TASK INSTRUCTIONS: Find every line in the records below that holds the word "this", and copy it out.

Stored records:

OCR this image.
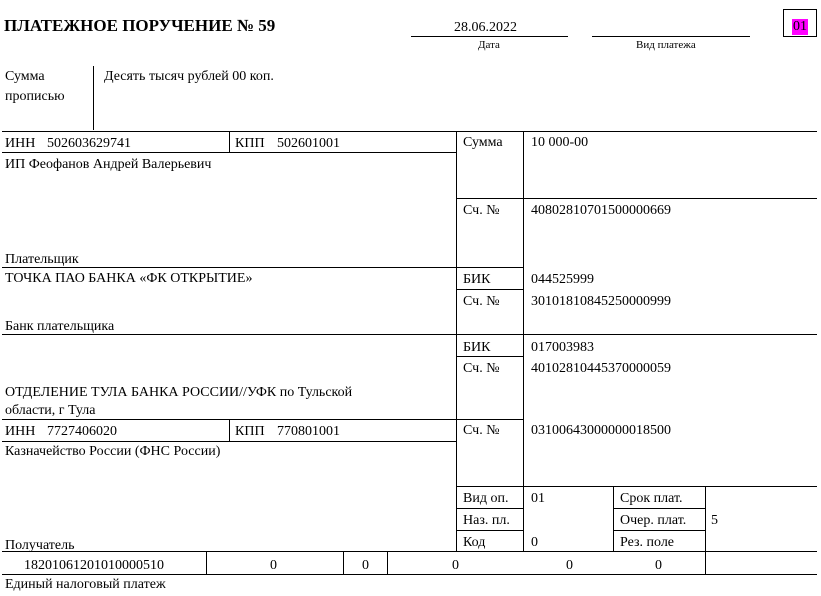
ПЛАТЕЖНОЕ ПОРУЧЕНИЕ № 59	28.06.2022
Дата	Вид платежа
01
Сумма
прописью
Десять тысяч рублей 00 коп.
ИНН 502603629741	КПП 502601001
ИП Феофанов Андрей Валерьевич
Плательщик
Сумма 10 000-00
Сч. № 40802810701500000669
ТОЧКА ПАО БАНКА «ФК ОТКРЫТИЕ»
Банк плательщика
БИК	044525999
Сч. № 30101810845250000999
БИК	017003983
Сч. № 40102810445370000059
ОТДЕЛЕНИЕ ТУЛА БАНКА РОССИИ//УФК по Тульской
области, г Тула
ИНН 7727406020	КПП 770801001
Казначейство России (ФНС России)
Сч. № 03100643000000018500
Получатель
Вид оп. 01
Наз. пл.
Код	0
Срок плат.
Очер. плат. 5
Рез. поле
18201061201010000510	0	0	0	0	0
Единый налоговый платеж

---

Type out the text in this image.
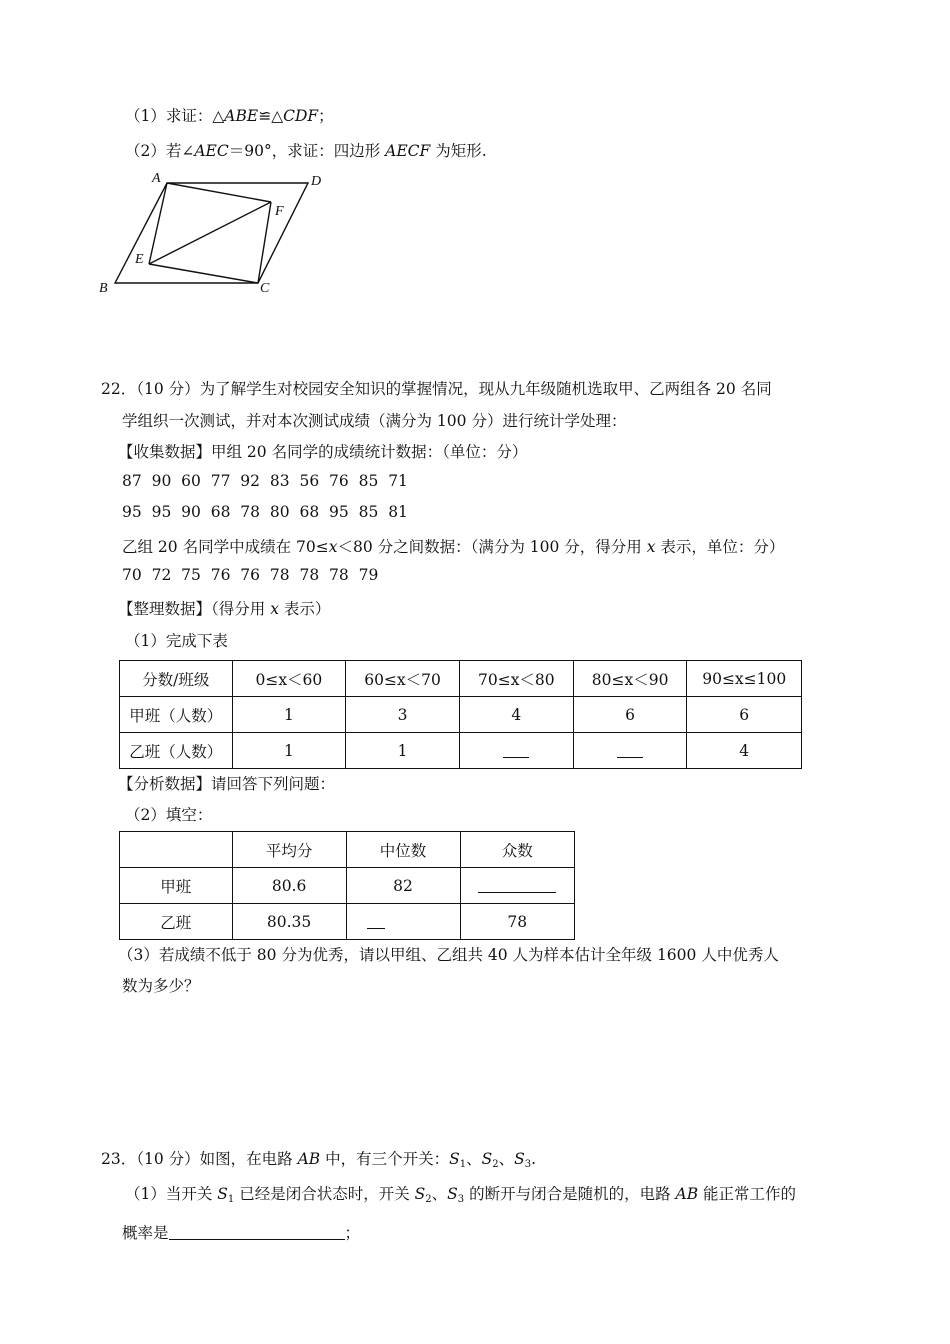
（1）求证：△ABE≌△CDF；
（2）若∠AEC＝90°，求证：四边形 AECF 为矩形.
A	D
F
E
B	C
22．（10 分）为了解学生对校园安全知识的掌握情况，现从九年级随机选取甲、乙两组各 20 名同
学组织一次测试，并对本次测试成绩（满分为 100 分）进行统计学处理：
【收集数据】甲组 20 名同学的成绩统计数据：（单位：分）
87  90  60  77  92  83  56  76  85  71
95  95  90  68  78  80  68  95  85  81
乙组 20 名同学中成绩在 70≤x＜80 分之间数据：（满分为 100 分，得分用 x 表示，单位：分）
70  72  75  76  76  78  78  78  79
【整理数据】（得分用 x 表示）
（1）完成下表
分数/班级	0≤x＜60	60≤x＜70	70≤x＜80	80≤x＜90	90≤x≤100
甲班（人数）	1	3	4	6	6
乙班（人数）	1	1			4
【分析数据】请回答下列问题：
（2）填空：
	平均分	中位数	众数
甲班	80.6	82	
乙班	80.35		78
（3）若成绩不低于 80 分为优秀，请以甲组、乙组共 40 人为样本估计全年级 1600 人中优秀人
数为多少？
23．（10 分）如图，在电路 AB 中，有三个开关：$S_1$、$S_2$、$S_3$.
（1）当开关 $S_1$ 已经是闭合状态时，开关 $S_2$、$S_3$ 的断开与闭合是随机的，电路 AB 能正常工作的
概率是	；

...

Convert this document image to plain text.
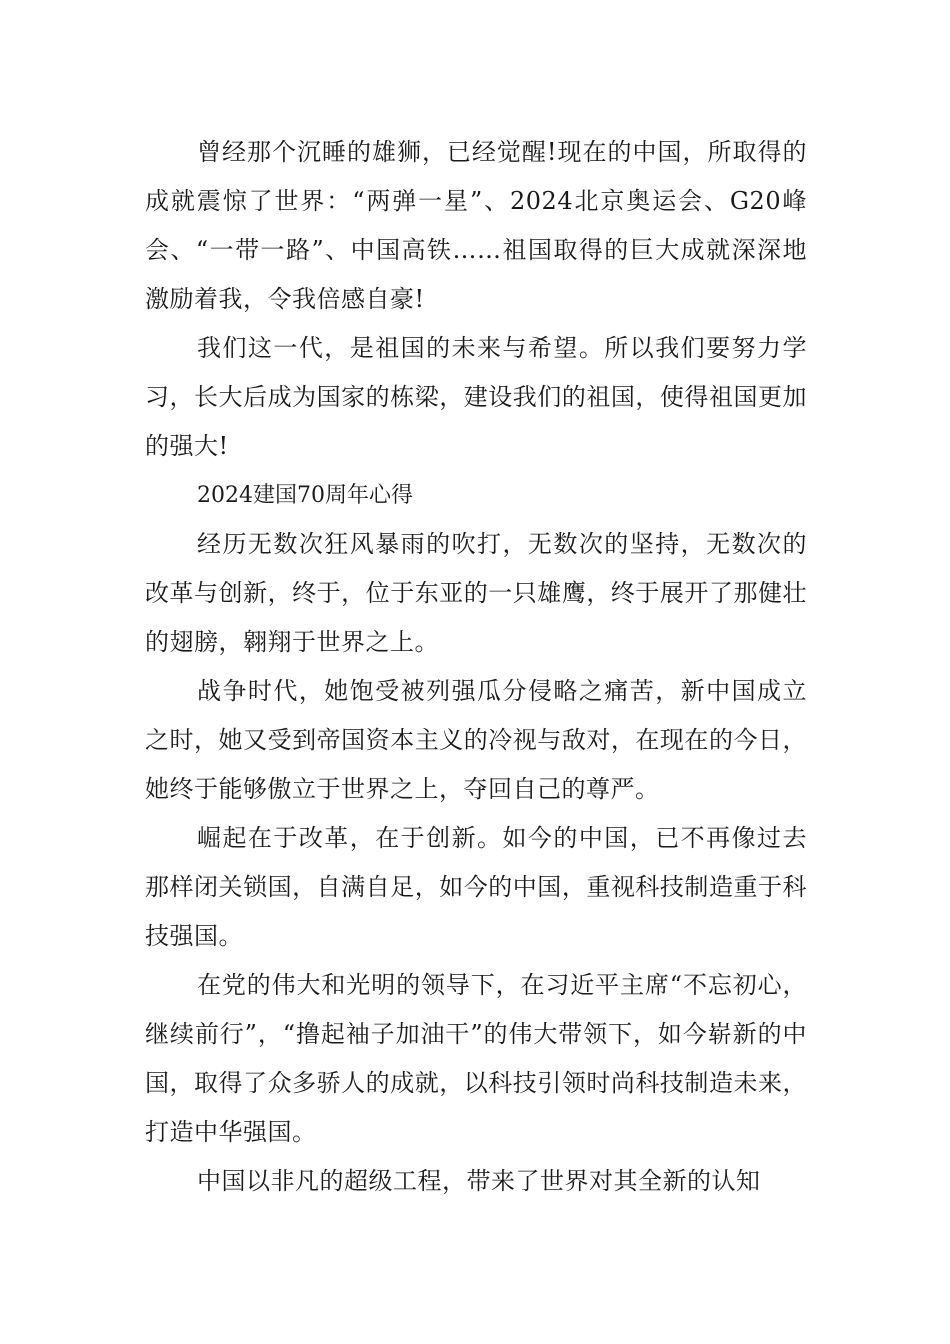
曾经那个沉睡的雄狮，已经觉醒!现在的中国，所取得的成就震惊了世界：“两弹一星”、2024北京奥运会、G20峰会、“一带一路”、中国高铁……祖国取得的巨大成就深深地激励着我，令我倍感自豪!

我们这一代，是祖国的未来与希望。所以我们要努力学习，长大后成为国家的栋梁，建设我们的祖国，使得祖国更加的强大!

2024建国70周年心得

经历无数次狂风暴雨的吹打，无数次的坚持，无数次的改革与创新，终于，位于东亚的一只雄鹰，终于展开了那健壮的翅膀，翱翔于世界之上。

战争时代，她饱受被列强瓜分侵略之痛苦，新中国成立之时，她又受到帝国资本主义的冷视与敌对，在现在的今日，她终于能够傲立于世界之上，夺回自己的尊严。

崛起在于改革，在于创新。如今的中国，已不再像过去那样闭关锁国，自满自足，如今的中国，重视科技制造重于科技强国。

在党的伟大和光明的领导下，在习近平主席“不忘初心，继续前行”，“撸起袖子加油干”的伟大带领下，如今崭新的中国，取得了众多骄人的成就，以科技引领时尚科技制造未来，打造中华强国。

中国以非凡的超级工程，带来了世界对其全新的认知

COMPLETE ANSWER:
OCR this image.
Type out the text in this image.
Convert this document image to plain text.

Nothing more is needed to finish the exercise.